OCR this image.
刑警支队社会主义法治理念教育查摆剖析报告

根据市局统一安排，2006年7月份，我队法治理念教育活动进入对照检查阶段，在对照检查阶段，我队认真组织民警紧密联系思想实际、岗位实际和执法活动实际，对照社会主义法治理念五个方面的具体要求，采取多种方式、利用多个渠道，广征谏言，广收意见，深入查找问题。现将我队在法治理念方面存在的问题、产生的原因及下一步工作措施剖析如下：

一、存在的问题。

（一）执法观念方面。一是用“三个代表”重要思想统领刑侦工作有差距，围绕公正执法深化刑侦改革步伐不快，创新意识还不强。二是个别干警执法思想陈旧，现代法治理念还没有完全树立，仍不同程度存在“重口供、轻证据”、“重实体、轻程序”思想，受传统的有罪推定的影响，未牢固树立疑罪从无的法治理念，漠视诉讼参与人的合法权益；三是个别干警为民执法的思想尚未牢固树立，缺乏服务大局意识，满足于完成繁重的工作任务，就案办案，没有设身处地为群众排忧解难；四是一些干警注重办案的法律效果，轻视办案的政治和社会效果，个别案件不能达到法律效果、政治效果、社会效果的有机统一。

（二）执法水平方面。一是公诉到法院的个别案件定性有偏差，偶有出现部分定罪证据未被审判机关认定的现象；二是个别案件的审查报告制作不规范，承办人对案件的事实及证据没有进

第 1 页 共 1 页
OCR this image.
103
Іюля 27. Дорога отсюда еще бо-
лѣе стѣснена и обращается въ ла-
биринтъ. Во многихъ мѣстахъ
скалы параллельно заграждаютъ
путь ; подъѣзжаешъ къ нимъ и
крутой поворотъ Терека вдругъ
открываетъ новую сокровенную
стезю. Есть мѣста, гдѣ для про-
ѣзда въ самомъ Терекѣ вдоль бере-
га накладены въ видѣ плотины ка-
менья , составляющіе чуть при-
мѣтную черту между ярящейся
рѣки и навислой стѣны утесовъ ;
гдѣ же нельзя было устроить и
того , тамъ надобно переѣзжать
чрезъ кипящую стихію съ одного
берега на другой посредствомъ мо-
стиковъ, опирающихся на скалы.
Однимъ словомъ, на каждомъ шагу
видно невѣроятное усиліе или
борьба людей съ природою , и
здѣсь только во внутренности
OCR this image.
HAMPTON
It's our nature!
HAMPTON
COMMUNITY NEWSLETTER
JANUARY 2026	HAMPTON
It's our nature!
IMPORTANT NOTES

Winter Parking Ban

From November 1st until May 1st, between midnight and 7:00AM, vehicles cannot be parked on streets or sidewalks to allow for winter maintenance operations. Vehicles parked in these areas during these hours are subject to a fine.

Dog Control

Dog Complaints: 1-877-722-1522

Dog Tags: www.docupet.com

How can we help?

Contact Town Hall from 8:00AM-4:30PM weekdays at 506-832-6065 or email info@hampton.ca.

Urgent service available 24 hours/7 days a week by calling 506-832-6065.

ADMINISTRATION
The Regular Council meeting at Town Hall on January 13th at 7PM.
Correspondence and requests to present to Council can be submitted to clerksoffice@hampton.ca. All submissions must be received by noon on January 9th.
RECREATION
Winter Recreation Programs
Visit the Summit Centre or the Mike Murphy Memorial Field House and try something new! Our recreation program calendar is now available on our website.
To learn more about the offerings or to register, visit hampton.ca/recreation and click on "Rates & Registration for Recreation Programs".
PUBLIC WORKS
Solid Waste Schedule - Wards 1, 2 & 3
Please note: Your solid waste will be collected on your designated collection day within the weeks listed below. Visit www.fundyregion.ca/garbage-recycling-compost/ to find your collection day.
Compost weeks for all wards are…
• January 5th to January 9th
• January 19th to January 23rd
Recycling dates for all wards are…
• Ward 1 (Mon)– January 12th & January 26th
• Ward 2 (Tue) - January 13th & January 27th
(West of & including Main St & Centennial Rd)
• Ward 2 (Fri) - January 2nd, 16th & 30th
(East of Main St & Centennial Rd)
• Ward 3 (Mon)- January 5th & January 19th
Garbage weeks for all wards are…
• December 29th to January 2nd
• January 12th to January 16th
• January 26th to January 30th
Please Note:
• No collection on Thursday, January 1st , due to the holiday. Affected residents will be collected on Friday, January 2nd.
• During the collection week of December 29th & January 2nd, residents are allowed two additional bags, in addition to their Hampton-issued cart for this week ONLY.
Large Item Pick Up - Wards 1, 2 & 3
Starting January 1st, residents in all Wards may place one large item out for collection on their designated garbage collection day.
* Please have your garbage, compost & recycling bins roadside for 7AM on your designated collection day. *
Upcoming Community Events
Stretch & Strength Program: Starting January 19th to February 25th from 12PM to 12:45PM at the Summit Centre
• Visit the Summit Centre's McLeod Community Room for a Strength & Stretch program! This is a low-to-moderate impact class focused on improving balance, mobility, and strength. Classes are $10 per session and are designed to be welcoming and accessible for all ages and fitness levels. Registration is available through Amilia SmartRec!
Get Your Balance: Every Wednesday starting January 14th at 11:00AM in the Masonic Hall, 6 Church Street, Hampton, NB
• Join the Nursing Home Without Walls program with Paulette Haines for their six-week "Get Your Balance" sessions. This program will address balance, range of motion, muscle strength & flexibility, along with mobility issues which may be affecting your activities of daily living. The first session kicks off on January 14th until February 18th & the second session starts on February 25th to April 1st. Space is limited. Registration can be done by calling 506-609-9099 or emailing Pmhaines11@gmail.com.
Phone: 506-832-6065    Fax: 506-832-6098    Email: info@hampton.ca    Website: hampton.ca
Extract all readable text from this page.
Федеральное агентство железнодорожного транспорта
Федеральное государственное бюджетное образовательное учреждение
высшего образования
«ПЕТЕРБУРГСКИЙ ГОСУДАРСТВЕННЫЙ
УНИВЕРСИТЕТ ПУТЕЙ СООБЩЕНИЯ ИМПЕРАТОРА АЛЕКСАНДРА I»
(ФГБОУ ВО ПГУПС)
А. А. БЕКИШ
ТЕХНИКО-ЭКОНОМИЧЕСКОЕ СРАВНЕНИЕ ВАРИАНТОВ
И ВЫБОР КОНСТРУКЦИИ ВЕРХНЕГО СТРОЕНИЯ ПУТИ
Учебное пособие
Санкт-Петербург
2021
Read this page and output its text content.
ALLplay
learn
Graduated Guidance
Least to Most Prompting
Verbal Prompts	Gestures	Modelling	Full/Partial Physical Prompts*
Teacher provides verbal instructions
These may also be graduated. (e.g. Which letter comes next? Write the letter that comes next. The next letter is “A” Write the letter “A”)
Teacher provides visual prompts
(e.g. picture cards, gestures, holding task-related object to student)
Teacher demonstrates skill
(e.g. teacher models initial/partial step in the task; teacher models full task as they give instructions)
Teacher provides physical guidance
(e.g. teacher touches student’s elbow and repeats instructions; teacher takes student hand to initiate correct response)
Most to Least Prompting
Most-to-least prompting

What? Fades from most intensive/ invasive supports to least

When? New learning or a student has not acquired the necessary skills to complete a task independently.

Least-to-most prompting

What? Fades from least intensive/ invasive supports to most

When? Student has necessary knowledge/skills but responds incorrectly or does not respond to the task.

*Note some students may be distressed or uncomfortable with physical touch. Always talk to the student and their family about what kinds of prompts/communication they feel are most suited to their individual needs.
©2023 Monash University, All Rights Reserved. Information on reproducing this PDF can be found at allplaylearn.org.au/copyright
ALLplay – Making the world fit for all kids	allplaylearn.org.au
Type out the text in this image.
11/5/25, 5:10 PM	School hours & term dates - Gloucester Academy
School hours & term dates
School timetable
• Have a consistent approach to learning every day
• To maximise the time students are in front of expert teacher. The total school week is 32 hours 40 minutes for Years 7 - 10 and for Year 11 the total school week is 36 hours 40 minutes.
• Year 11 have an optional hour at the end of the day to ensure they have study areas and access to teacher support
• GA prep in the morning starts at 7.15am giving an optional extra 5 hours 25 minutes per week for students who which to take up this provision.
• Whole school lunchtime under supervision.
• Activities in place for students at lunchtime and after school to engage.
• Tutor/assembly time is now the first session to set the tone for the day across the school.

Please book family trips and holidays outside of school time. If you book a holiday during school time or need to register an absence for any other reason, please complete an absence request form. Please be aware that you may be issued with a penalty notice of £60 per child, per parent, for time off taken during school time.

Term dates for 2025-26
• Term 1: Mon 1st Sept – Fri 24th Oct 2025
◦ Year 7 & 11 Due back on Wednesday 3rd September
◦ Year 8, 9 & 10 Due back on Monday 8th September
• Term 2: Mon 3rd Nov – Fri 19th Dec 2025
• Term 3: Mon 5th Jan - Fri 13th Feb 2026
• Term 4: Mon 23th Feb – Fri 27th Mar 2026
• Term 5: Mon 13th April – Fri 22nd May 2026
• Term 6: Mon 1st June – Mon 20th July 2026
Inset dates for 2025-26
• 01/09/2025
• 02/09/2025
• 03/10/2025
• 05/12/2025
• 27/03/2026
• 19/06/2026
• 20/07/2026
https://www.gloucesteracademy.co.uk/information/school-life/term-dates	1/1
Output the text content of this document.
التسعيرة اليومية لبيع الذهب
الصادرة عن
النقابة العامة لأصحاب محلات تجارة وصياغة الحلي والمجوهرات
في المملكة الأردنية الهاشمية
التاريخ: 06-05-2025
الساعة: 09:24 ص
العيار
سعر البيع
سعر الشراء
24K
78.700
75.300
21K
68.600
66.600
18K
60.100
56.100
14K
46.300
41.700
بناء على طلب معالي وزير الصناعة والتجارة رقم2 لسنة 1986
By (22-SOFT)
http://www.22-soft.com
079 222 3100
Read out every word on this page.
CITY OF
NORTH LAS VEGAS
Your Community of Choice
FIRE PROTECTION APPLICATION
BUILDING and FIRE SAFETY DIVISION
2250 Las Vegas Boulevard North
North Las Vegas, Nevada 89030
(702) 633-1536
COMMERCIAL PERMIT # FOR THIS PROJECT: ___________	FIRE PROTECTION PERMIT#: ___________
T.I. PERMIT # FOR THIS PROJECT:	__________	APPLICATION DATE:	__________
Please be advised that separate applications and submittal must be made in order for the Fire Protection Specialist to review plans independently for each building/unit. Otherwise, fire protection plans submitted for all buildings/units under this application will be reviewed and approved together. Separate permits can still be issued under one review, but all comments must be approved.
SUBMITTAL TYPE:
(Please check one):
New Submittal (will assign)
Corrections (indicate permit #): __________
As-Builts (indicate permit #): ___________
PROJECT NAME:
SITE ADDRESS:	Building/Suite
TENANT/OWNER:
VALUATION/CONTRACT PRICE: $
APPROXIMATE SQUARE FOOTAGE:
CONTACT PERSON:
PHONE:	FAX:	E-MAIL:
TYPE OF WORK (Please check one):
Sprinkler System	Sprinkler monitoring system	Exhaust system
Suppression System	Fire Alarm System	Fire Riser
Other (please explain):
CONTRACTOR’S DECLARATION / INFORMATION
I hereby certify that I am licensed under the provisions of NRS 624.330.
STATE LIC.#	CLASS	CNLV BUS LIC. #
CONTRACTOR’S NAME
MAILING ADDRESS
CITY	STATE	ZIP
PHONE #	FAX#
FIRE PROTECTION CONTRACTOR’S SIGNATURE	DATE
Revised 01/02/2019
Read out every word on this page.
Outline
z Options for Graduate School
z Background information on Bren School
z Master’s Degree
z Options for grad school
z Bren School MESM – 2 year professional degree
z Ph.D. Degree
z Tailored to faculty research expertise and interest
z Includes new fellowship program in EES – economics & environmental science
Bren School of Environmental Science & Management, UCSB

**REQUIREMENT**
Copy every line in the records above that contains the word "task".

**RESULT FOR THIS EXERCISE**
(e.g. picture cards, gestures, holding task-related object to student)
(e.g. teacher models initial/partial step in the task; teacher models full task as they give instructions)
When? New learning or a student has not acquired the necessary skills to complete a task independently.
When? Student has necessary knowledge/skills but responds incorrectly or does not respond to the task.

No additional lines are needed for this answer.